Salmo Responsoriale Dal Salmo 103 - Benedici il Signore, anima mia.
Sei tanto grande, Signore, mio Dio!
Sei rivestito di maestà e di splendore,
avvolto di luce come di un manto,
tu che distendi i cieli come una tenda.

Costruisci sulle acque le tue alte dimore, +
fai delle nubi il tuo carro,
cammini sulle ali del vento,
fai dei venti i tuoi messaggeri
e dei fulmini i tuoi ministri.

Quante sono le tue opere, Signore! +
Le hai fatte tutte con saggezza;
la terra è piena delle tue creature.
Ecco il mare spazioso e vasto: +
là rettili e pesci senza numero,
animali piccoli e grandi.

Tutti da te aspettano
che tu dia loro cibo a tempo opportuno.
Tu lo provvedi, essi lo raccolgono;
apri la tua mano, si saziano di beni.

**Dettagli del compito**
Riscrivi, per favore, il passo del salmo che comincia con le parole "Quante sono le" e si chiude dopo "saziano di beni.", mettendo "nutrimento" al posto di "cibo". Fai riferimento soltanto al salmo.

**Dati forniti**
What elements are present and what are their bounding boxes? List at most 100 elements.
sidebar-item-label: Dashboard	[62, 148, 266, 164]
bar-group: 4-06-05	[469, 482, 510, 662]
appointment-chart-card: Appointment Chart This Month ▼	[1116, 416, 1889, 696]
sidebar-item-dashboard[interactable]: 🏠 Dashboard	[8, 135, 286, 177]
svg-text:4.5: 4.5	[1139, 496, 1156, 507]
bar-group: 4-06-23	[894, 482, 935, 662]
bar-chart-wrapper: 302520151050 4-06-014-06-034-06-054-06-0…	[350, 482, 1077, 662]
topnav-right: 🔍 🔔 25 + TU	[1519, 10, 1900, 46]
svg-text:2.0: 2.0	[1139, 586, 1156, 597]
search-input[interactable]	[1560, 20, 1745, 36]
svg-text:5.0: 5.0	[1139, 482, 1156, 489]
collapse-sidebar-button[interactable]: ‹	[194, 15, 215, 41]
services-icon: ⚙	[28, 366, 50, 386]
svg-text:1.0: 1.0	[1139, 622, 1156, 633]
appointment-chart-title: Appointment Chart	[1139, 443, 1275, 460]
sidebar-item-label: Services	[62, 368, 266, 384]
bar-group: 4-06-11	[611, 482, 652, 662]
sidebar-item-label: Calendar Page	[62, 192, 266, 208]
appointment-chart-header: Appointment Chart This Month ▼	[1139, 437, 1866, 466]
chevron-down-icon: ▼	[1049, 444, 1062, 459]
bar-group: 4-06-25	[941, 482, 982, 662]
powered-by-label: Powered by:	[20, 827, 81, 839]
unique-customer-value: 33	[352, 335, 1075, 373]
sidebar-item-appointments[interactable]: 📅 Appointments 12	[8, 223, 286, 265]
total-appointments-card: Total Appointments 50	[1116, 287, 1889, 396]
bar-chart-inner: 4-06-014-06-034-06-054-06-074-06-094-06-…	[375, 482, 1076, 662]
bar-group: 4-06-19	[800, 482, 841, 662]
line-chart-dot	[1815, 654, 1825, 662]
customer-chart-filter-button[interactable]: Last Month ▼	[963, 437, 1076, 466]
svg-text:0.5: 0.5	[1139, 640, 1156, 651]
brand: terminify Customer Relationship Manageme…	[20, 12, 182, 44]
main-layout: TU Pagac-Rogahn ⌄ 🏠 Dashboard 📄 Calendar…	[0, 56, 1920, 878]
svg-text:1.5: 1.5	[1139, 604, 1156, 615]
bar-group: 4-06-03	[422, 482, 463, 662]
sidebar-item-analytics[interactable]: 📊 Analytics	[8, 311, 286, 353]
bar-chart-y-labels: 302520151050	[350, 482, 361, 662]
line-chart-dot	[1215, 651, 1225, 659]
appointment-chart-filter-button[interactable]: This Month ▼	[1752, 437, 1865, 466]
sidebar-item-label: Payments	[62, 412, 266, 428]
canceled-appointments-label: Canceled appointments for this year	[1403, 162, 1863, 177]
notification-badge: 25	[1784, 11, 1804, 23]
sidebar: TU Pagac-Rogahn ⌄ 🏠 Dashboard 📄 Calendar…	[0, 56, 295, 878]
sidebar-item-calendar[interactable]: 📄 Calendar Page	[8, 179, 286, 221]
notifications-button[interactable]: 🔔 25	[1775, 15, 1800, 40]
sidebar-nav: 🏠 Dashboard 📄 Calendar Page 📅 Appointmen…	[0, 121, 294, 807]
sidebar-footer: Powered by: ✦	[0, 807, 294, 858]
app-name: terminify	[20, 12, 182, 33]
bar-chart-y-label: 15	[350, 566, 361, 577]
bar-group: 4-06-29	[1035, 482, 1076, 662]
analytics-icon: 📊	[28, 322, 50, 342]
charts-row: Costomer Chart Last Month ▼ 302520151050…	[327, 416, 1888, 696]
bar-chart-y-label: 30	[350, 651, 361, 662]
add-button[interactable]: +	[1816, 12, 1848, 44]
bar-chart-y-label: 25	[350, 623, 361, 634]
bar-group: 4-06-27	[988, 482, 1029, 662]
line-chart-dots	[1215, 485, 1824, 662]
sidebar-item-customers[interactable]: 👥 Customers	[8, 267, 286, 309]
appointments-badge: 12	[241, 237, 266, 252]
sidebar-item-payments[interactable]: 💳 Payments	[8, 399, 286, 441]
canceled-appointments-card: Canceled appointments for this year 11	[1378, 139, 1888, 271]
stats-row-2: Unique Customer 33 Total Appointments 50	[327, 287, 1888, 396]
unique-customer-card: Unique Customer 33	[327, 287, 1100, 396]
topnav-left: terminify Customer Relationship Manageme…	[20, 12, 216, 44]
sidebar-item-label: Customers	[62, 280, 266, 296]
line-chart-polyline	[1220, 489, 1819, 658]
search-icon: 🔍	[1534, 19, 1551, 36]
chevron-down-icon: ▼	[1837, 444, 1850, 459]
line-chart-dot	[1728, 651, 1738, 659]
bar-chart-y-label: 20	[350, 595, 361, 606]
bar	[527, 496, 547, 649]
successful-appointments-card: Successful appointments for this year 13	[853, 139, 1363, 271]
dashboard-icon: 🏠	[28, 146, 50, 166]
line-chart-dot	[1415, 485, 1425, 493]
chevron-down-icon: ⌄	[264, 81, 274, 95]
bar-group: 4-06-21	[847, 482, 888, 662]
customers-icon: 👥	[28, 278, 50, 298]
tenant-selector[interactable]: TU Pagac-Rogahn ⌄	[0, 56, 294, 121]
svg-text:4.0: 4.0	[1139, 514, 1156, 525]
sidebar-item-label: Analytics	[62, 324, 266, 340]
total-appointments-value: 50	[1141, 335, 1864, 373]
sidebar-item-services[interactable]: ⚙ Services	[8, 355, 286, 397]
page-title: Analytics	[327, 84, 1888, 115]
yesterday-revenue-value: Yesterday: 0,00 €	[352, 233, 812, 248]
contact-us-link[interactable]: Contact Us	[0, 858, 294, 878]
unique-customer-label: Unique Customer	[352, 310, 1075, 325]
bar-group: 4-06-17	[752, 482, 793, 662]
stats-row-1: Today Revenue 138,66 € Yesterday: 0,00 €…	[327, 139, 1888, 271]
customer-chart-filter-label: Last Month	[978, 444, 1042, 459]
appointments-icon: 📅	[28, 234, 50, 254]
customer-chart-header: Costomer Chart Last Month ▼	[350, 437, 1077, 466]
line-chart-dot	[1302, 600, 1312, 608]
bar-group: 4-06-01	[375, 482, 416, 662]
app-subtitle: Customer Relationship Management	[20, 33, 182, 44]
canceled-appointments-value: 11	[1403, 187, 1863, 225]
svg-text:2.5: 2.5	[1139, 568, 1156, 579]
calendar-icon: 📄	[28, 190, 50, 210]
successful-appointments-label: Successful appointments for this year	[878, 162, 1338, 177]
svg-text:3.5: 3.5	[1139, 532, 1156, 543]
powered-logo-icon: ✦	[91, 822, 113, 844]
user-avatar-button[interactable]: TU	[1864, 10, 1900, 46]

**Soluzione del problema**
Quante sono le tue opere, Signore! +
Le hai fatte tutte con saggezza;
la terra è piena delle tue creature.
Ecco il mare spazioso e vasto: +
là rettili e pesci senza numero,
animali piccoli e grandi.

Tutti da te aspettano
che tu dia loro nutrimento a tempo opportuno.
Tu lo provvedi, essi lo raccolgono;
apri la tua mano, si saziano di beni.